= Exercise directions =
Copy every entry exactly.

++++ Data supplied ++++

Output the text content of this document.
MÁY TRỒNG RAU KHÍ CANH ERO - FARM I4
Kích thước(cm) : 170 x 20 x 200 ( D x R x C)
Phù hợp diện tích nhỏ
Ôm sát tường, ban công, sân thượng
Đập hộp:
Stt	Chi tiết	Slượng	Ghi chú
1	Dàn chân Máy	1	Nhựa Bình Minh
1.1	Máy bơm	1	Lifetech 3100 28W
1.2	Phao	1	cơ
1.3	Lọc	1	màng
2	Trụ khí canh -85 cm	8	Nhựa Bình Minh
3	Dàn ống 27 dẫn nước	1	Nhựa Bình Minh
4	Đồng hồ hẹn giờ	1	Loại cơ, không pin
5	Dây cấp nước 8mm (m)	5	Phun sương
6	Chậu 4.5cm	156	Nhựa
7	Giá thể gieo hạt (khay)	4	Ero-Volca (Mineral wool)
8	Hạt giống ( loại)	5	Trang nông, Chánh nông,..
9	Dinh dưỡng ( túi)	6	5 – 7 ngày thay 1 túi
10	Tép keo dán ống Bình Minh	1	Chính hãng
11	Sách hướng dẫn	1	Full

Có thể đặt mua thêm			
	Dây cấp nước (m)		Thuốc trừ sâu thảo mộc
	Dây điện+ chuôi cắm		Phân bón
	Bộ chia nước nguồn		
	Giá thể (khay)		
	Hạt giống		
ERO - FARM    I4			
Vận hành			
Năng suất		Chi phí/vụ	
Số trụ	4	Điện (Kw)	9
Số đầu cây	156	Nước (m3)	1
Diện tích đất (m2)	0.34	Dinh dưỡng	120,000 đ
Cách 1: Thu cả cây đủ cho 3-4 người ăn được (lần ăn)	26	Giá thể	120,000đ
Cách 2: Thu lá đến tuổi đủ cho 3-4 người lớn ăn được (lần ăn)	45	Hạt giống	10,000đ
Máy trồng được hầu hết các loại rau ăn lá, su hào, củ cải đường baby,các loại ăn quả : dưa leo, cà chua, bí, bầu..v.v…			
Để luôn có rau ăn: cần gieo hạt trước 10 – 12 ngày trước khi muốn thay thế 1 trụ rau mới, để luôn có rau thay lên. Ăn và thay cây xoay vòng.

++++

= Correct output =
Output the text content of this document.
MÁY TRỒNG RAU KHÍ CANH ERO - FARM I4
Kích thước(cm) : 170 x 20 x 200 ( D x R x C)
Phù hợp diện tích nhỏ
Ôm sát tường, ban công, sân thượng
Đập hộp:
Stt	Chi tiết	Slượng	Ghi chú
1	Dàn chân Máy	1	Nhựa Bình Minh
1.1	Máy bơm	1	Lifetech 3100 28W
1.2	Phao	1	cơ
1.3	Lọc	1	màng
2	Trụ khí canh -85 cm	8	Nhựa Bình Minh
3	Dàn ống 27 dẫn nước	1	Nhựa Bình Minh
4	Đồng hồ hẹn giờ	1	Loại cơ, không pin
5	Dây cấp nước 8mm (m)	5	Phun sương
6	Chậu 4.5cm	156	Nhựa
7	Giá thể gieo hạt (khay)	4	Ero-Volca (Mineral wool)
8	Hạt giống ( loại)	5	Trang nông, Chánh nông,..
9	Dinh dưỡng ( túi)	6	5 – 7 ngày thay 1 túi
10	Tép keo dán ống Bình Minh	1	Chính hãng
11	Sách hướng dẫn	1	Full

Có thể đặt mua thêm			
	Dây cấp nước (m)		Thuốc trừ sâu thảo mộc
	Dây điện+ chuôi cắm		Phân bón
	Bộ chia nước nguồn		
	Giá thể (khay)		
	Hạt giống		
ERO - FARM    I4			
Vận hành			
Năng suất		Chi phí/vụ	
Số trụ	4	Điện (Kw)	9
Số đầu cây	156	Nước (m3)	1
Diện tích đất (m2)	0.34	Dinh dưỡng	120,000 đ
Cách 1: Thu cả cây đủ cho 3-4 người ăn được (lần ăn)	26	Giá thể	120,000đ
Cách 2: Thu lá đến tuổi đủ cho 3-4 người lớn ăn được (lần ăn)	45	Hạt giống	10,000đ
Máy trồng được hầu hết các loại rau ăn lá, su hào, củ cải đường baby,các loại ăn quả : dưa leo, cà chua, bí, bầu..v.v…			
Để luôn có rau ăn: cần gieo hạt trước 10 – 12 ngày trước khi muốn thay thế 1 trụ rau mới, để luôn có rau thay lên. Ăn và thay cây xoay vòng.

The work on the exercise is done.